▶ _PASSAGE GIVEN_:
Features of Use Case

It suggests that the resource in the change communication may only be available for a limited time, and so the Destination must synchronise in a timely manner.

Mode of Deployment

One Source, which contains resources which will only be available for a fixed amount of time, and one Destination which is capable of responding sufficiently quickly.

Concrete Examples

Twitter search results are often only available for a fixed length of time due to the complete mass of tweets being too large to all be fully indexed.

Any system which offers support to a workflow, and expects the content to move on in time (such as a staging repository), or other environments which only retain information for a short period of time.

2. Destination-defined Selective Sync

The Destination wants to synchronise with a sub-set of the total set of resources held by the Source, and wants to provide a set of query parameters to the Source in order to be given a set of change communications which meet those criteria.

Destination-defined Selective Sync

Destination-defined Selective Sync

Features of Use Case

It places the onus on the Source to provide an API that has the ability to provide filtering on queries sent by the Destination.

Mode of Deployment

One Source that supports Destination-defined queries, one Destination which wants to query for sub-sets of the Source’s resources.

Concrete Examples

OAI-PMH Sets are similar, except they are usually defined by the Source, not the Destination.

Issues

This has significant overlap with the notion of an interoperable search facility. It would rely on agreed information about resources being indexed.

3. Complex Web Objects

Sometimes it will be necessary to synchronise not only atomic resources but larger complex resources (such as those represented by an ORE [30] Resource Map).  While resource maps themselves could be synchronised like atomic resources, the synchronisation may require referenced resources to also be synchronised.  Furthermore, if synchronising such resources results in their URIs being translated into the namespace of the target system, then the resource map being synchronised may need to be rewritten as it is synchronised.  Some composite objects may also need to be transferred atomically.

Figure 19: Complex Web objects

Figure 19: Complex Web objects

Features of Use Case

It suggests that the synchronisation operation is both a) not a strict copy, as some parts of the synchronised resource may need to be localised in the target system, and b) not limited to synchronising just the primary resource but also resources which it references.

Mode of Deployment

One or more Sources providing composite objects which may span across multiple sources, and one Destination wishing to synchronise those resources.

Concrete Examples

This scenario refers to any resource that references other resources in order to provide their full expression.  Examples would include ORE Resource Maps, which describe an aggregated set of resources to be viewed as a whole; an HTML page which references images and other embedded content; or a SWORD Statement which references its various packaged resources.

▶ _GIVEN TASK 1_:
In the passage on synchronization use cases, who usually defines OAI-PMH Sets?

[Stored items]
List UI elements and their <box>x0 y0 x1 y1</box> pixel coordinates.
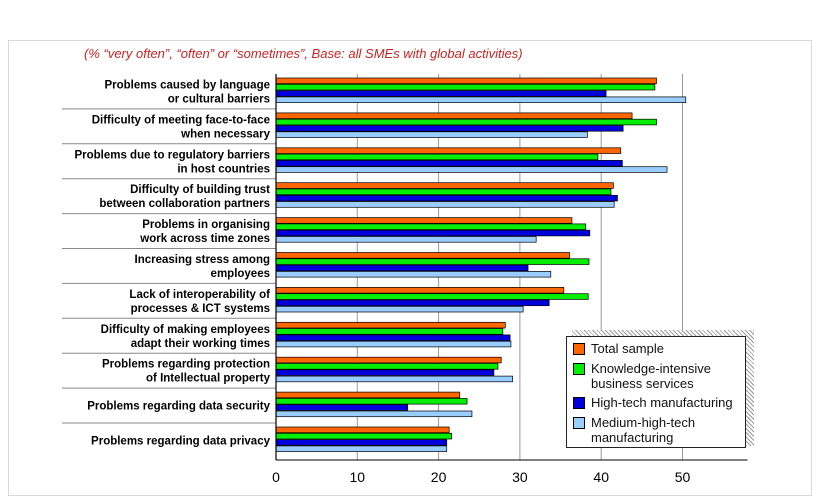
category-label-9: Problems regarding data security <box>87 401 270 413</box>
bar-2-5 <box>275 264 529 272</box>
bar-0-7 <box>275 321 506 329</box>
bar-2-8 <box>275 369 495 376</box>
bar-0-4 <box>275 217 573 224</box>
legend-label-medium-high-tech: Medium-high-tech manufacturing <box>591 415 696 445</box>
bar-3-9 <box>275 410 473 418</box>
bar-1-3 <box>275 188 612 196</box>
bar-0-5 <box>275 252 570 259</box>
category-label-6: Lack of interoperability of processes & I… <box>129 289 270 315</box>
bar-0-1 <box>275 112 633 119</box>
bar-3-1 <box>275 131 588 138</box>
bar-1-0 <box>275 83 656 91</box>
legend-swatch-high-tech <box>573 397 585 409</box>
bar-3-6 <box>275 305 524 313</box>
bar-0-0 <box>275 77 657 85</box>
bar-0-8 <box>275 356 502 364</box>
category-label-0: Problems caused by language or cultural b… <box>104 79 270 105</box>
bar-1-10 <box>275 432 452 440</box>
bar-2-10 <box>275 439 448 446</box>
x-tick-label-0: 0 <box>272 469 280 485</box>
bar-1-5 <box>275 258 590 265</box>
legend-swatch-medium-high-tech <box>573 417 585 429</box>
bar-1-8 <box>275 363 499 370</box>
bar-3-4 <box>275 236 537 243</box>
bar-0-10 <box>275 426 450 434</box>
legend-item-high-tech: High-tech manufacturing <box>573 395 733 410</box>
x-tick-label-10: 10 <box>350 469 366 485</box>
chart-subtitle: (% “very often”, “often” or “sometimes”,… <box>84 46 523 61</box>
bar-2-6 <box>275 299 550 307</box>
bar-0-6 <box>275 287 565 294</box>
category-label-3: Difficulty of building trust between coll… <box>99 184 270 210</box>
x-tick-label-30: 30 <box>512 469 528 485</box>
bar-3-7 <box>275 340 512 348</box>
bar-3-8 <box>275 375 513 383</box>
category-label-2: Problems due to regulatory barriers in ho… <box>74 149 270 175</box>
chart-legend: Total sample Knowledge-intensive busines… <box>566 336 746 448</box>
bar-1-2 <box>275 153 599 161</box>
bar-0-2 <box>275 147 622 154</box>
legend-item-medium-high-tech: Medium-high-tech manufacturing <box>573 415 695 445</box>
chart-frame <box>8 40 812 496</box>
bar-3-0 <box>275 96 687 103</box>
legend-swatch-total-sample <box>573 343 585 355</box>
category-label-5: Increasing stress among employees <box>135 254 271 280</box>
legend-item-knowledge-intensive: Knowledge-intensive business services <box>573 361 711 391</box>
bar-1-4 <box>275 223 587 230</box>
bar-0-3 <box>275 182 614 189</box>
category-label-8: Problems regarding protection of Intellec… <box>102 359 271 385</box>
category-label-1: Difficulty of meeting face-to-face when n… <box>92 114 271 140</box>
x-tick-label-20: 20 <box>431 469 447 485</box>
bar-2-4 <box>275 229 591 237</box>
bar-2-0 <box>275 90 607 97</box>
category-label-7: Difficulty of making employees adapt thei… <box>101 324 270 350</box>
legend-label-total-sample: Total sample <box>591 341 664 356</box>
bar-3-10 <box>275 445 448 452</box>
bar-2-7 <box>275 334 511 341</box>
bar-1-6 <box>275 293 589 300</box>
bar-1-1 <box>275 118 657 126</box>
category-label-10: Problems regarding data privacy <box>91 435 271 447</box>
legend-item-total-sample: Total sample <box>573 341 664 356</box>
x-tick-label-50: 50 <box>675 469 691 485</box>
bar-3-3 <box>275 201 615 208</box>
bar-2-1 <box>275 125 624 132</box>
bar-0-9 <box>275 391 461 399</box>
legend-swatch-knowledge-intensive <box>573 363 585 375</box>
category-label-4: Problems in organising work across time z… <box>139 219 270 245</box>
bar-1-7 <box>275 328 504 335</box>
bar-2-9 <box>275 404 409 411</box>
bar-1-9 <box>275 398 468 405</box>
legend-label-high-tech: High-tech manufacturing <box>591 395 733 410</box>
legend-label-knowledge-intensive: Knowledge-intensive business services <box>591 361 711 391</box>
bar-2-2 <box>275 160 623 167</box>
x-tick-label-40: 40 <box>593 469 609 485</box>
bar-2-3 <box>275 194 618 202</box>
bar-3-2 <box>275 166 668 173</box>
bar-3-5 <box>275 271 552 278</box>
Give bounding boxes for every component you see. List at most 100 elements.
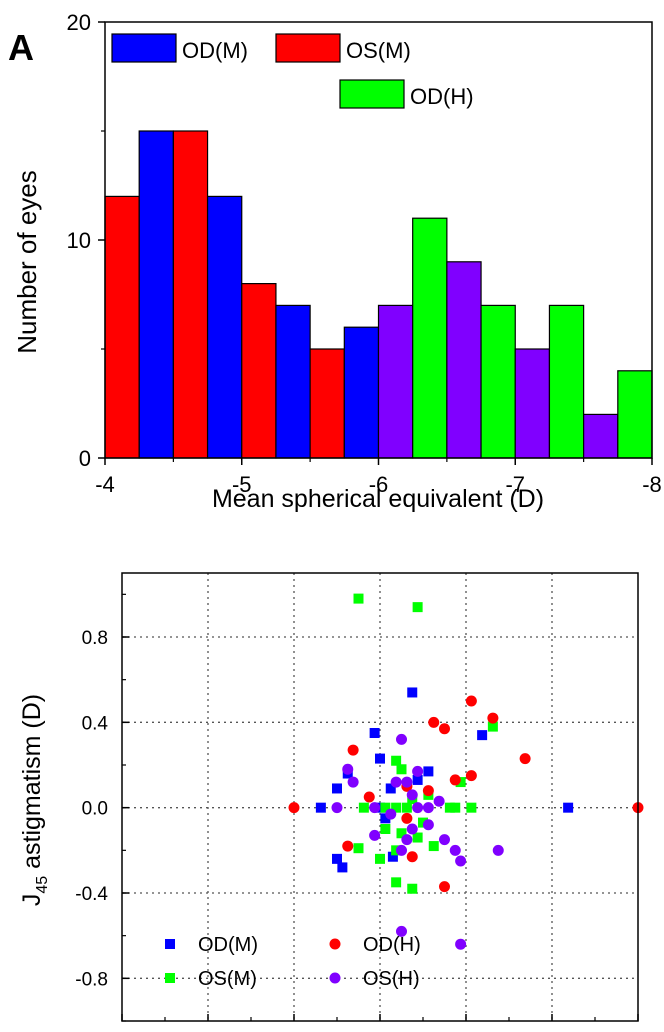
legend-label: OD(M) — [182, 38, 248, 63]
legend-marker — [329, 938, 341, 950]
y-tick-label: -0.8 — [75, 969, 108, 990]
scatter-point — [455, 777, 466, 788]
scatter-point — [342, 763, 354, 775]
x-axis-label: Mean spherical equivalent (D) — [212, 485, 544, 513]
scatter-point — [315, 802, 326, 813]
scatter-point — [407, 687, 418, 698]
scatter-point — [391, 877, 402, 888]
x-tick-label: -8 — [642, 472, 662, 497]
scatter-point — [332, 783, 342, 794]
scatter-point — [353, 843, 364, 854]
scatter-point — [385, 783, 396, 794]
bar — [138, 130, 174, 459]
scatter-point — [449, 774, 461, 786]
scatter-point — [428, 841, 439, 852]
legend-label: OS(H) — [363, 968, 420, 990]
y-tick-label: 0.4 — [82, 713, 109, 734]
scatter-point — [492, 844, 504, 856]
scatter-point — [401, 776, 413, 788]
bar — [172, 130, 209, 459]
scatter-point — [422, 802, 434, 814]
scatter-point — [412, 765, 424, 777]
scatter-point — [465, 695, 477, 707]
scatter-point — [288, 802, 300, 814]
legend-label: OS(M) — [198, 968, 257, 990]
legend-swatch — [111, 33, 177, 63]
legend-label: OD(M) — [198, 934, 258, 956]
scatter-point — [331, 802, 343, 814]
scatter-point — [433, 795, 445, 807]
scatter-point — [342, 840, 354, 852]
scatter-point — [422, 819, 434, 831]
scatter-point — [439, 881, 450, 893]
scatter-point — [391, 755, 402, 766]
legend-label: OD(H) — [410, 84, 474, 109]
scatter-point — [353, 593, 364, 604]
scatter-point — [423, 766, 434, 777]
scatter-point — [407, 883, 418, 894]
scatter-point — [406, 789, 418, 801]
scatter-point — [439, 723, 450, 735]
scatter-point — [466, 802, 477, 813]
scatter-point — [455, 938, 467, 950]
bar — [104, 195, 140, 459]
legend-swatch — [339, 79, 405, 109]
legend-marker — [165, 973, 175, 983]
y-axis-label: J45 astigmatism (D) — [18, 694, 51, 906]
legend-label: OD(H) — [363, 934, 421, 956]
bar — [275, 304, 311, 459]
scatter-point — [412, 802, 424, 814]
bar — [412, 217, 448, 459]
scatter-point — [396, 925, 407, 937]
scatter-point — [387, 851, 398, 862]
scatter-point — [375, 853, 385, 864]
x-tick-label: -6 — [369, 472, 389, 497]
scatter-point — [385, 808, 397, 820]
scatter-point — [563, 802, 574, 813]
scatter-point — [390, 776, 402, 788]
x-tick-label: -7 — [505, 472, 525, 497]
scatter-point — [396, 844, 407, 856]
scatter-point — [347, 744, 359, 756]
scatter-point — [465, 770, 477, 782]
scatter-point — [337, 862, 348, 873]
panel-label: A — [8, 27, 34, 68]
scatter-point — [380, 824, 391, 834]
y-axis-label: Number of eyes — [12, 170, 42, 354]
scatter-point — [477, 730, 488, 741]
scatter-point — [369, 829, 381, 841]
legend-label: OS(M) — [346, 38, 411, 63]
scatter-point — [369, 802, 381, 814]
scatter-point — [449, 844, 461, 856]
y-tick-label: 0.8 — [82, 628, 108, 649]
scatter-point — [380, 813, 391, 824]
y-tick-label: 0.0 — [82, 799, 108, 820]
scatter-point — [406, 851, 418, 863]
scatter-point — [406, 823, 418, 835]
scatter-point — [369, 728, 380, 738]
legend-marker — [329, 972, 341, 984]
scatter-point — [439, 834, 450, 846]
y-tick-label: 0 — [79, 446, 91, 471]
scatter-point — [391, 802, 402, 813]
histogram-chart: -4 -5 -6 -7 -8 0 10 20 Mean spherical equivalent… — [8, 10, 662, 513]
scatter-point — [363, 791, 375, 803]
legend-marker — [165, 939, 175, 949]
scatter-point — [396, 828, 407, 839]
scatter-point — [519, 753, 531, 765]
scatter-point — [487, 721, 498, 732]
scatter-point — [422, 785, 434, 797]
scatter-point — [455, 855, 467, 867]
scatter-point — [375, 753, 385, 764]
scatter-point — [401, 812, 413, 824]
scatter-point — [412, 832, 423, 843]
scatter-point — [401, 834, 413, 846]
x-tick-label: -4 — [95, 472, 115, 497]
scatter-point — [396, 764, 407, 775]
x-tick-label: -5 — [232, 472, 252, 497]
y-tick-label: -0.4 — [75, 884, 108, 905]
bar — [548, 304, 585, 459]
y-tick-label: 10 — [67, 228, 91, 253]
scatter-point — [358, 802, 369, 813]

--

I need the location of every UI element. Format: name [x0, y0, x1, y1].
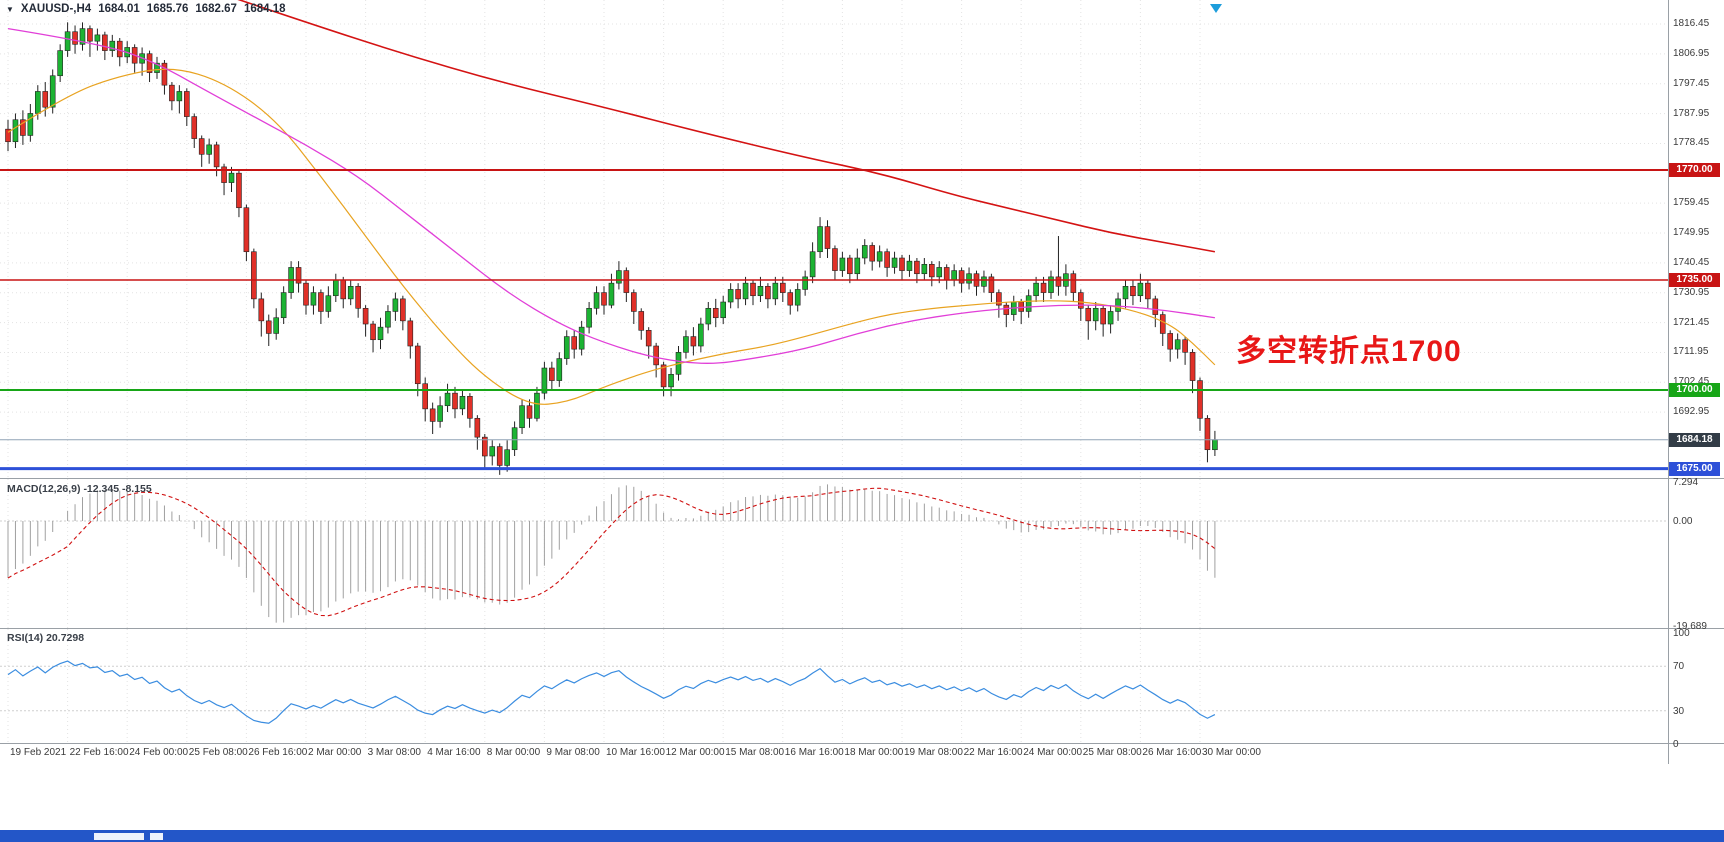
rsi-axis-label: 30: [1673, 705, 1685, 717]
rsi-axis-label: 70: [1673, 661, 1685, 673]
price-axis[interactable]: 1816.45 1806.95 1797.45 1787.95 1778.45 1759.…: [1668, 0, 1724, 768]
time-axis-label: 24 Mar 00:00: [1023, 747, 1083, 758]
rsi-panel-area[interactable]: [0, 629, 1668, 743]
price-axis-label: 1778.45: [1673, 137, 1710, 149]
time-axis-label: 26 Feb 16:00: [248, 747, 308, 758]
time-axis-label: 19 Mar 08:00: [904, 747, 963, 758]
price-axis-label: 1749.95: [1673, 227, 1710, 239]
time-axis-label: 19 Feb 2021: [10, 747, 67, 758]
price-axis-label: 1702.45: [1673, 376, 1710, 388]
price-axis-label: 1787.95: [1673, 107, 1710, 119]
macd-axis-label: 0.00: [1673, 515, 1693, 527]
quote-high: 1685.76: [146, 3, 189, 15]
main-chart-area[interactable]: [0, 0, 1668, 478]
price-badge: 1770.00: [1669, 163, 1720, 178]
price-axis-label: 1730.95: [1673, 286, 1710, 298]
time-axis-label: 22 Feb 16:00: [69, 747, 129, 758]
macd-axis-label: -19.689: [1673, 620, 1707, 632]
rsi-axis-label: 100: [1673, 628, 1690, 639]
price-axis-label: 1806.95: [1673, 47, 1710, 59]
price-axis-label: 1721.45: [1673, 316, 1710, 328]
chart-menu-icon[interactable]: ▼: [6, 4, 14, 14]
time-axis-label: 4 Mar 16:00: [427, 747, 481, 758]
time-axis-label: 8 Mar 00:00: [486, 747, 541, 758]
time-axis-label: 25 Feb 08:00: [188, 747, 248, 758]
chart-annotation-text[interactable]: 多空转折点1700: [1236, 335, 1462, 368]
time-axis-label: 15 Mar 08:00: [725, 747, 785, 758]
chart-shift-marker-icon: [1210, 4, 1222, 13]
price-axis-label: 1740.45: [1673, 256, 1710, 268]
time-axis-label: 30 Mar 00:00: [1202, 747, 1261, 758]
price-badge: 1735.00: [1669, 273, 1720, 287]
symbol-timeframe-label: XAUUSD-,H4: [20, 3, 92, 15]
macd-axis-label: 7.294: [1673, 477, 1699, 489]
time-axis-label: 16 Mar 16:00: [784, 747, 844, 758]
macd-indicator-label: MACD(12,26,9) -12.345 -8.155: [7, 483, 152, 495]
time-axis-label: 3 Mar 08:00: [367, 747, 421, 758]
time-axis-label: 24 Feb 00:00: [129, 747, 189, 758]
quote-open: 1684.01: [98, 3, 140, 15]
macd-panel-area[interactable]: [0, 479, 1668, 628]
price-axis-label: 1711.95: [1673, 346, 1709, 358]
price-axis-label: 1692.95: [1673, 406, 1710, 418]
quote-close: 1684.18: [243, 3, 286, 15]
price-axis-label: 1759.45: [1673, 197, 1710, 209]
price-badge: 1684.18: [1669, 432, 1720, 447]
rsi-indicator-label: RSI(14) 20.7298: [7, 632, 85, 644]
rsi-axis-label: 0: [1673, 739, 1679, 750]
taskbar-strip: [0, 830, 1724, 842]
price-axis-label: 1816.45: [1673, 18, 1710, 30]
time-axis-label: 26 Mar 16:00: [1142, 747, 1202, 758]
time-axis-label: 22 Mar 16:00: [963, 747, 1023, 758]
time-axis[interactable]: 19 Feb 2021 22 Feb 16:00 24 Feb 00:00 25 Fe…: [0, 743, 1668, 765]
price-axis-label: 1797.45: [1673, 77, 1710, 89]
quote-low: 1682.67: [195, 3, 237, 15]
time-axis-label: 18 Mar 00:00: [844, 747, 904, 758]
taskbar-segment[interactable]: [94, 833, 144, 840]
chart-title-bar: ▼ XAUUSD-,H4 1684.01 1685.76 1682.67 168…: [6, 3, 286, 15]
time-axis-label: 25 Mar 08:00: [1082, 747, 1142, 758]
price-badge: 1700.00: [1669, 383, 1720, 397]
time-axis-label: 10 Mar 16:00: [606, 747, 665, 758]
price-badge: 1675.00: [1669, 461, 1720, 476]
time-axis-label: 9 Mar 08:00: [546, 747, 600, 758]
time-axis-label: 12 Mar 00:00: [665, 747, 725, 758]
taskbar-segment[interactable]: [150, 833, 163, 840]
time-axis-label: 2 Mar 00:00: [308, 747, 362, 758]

---

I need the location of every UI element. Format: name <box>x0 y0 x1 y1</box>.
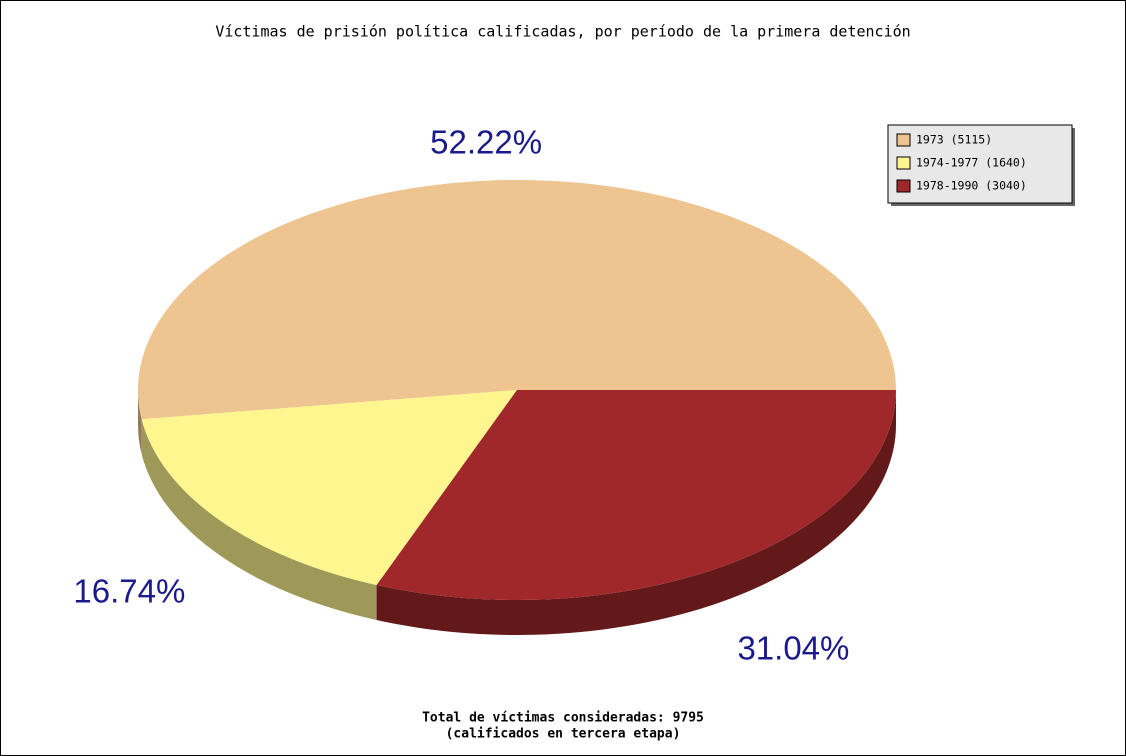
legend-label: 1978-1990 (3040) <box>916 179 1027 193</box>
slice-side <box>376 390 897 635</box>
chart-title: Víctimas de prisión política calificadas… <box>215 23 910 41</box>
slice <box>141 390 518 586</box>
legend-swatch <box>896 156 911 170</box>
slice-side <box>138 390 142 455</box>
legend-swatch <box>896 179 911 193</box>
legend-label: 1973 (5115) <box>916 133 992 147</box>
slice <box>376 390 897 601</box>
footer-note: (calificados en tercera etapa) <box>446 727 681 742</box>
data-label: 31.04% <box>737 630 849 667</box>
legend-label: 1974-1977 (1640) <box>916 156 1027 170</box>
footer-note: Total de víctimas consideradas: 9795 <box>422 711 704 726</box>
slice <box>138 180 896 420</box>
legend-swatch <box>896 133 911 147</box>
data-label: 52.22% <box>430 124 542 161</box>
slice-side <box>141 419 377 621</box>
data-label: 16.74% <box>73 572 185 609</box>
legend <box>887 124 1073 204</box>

▶ _GIVEN TASK 2_:
Write out the entries from the line containing "legend-label: OD(M) — [182, 38, 248, 63]" through the line containing "x-axis-label: Mean spherical", both included.

▶ _SOLUTION 1_:
The Source, not the Destination.

▶ _SOLUTION 2_:
legend-label: OD(M) — [182, 38, 248, 63]
legend-marker — [329, 938, 341, 950]
y-tick-label: -0.8 — [75, 969, 108, 990]
scatter-point — [455, 777, 466, 788]
scatter-point — [342, 763, 354, 775]
x-axis-label: Mean spherical equivalent (D) — [212, 485, 544, 513]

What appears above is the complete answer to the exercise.